What follows is a set of records; restate each one word for word and drop the pictures.

BEGIN Exercise inputs

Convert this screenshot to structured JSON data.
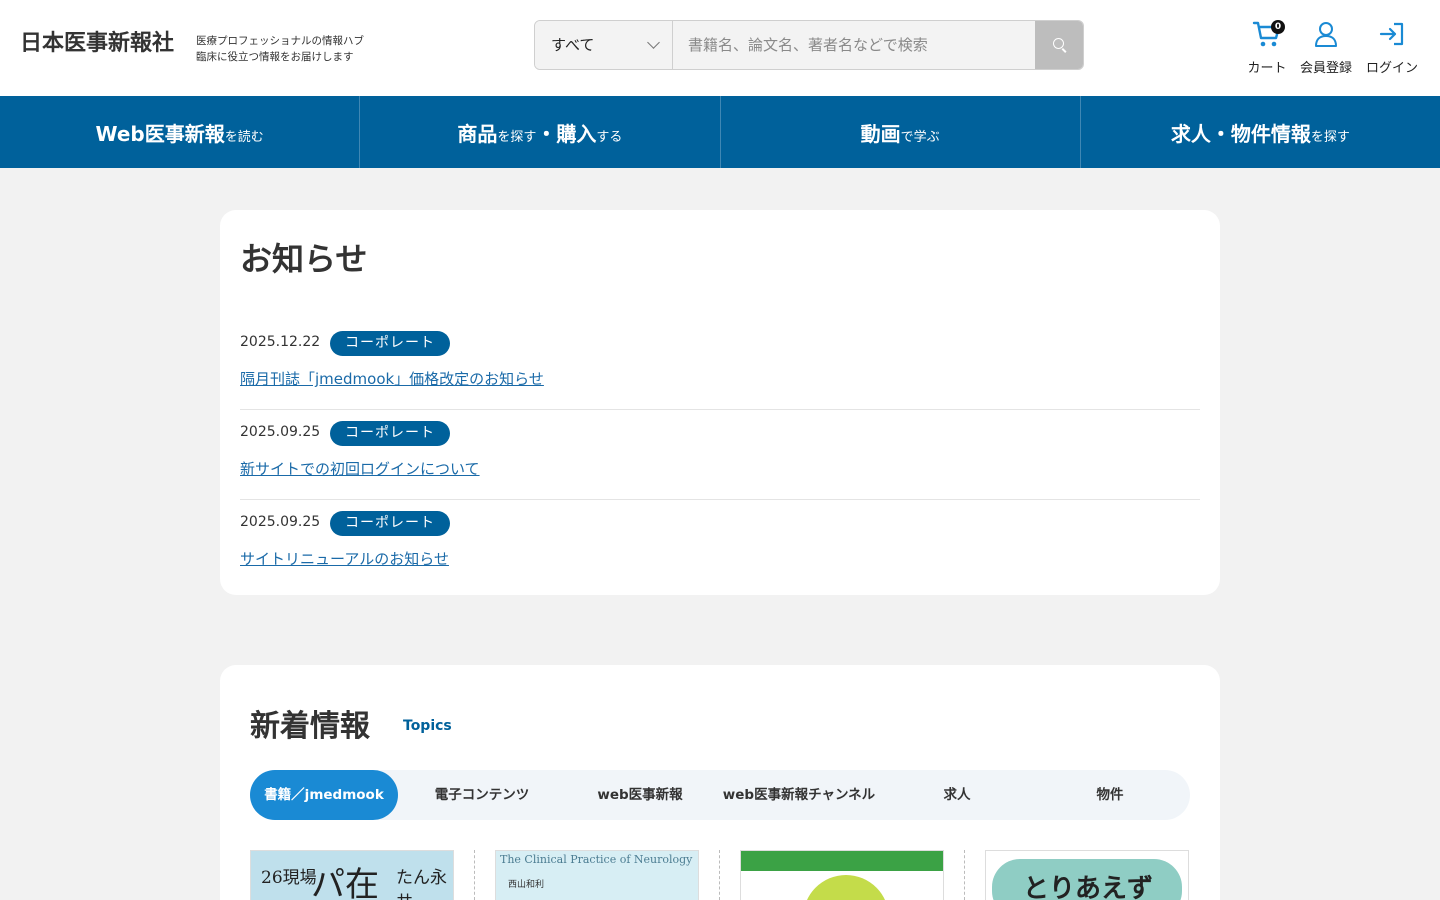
{
  "header": {
    "logo": "日本医事新報社",
    "tagline_line1": "医療プロフェッショナルの情報ハブ",
    "tagline_line2": "臨床に役立つ情報をお届けします",
    "search": {
      "category": "すべて",
      "placeholder": "書籍名、論文名、著者名などで検索"
    },
    "icons": {
      "cart_label": "カート",
      "cart_count": "0",
      "register_label": "会員登録",
      "login_label": "ログイン"
    }
  },
  "nav": [
    {
      "big": "Web医事新報",
      "small": "を読む"
    },
    {
      "big": "商品",
      "small": "を探す",
      "big2": "・購入",
      "small2": "する"
    },
    {
      "big": "動画",
      "small": "で学ぶ"
    },
    {
      "big": "求人・物件情報",
      "small": "を探す"
    }
  ],
  "notices": {
    "title": "お知らせ",
    "items": [
      {
        "date": "2025.12.22",
        "tag": "コーポレート",
        "text": "隔月刊誌「jmedmook」価格改定のお知らせ"
      },
      {
        "date": "2025.09.25",
        "tag": "コーポレート",
        "text": "新サイトでの初回ログインについて"
      },
      {
        "date": "2025.09.25",
        "tag": "コーポレート",
        "text": "サイトリニューアルのお知らせ"
      }
    ]
  },
  "topics": {
    "title": "新着情報",
    "subtitle": "Topics",
    "tabs": [
      "書籍／jmedmook",
      "電子コンテンツ",
      "web医事新報",
      "web医事新報チャンネル",
      "求人",
      "物件"
    ],
    "active_tab": 0,
    "books": [
      {
        "cover_text_1": "26現場",
        "cover_text_2": "パ在",
        "cover_text_3": "たん永井"
      },
      {
        "cover_text_1": "The Clinical Practice of Neurology",
        "cover_text_2": "西山和利"
      },
      {
        "cover_text_1": ""
      },
      {
        "cover_text_1": "とりあえず"
      }
    ]
  },
  "colors": {
    "brand_blue": "#00619b",
    "active_tab": "#1a8ad4",
    "link": "#1a6aa8"
  }
}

END Exercise inputs

#### Final result
Convert this screenshot to structured JSON data.
{
  "header": {
    "logo": "日本医事新報社",
    "tagline_line1": "医療プロフェッショナルの情報ハブ",
    "tagline_line2": "臨床に役立つ情報をお届けします",
    "search": {
      "category": "すべて",
      "placeholder": "書籍名、論文名、著者名などで検索"
    },
    "icons": {
      "cart_label": "カート",
      "cart_count": "0",
      "register_label": "会員登録",
      "login_label": "ログイン"
    }
  },
  "nav": [
    {
      "big": "Web医事新報",
      "small": "を読む"
    },
    {
      "big": "商品",
      "small": "を探す",
      "big2": "・購入",
      "small2": "する"
    },
    {
      "big": "動画",
      "small": "で学ぶ"
    },
    {
      "big": "求人・物件情報",
      "small": "を探す"
    }
  ],
  "notices": {
    "title": "お知らせ",
    "items": [
      {
        "date": "2025.12.22",
        "tag": "コーポレート",
        "text": "隔月刊誌「jmedmook」価格改定のお知らせ"
      },
      {
        "date": "2025.09.25",
        "tag": "コーポレート",
        "text": "新サイトでの初回ログインについて"
      },
      {
        "date": "2025.09.25",
        "tag": "コーポレート",
        "text": "サイトリニューアルのお知らせ"
      }
    ]
  },
  "topics": {
    "title": "新着情報",
    "subtitle": "Topics",
    "tabs": [
      "書籍／jmedmook",
      "電子コンテンツ",
      "web医事新報",
      "web医事新報チャンネル",
      "求人",
      "物件"
    ],
    "active_tab": 0,
    "books": [
      {
        "cover_text_1": "26現場",
        "cover_text_2": "パ在",
        "cover_text_3": "たん永井"
      },
      {
        "cover_text_1": "The Clinical Practice of Neurology",
        "cover_text_2": "西山和利"
      },
      {
        "cover_text_1": ""
      },
      {
        "cover_text_1": "とりあえず"
      }
    ]
  },
  "colors": {
    "brand_blue": "#00619b",
    "active_tab": "#1a8ad4",
    "link": "#1a6aa8"
  }
}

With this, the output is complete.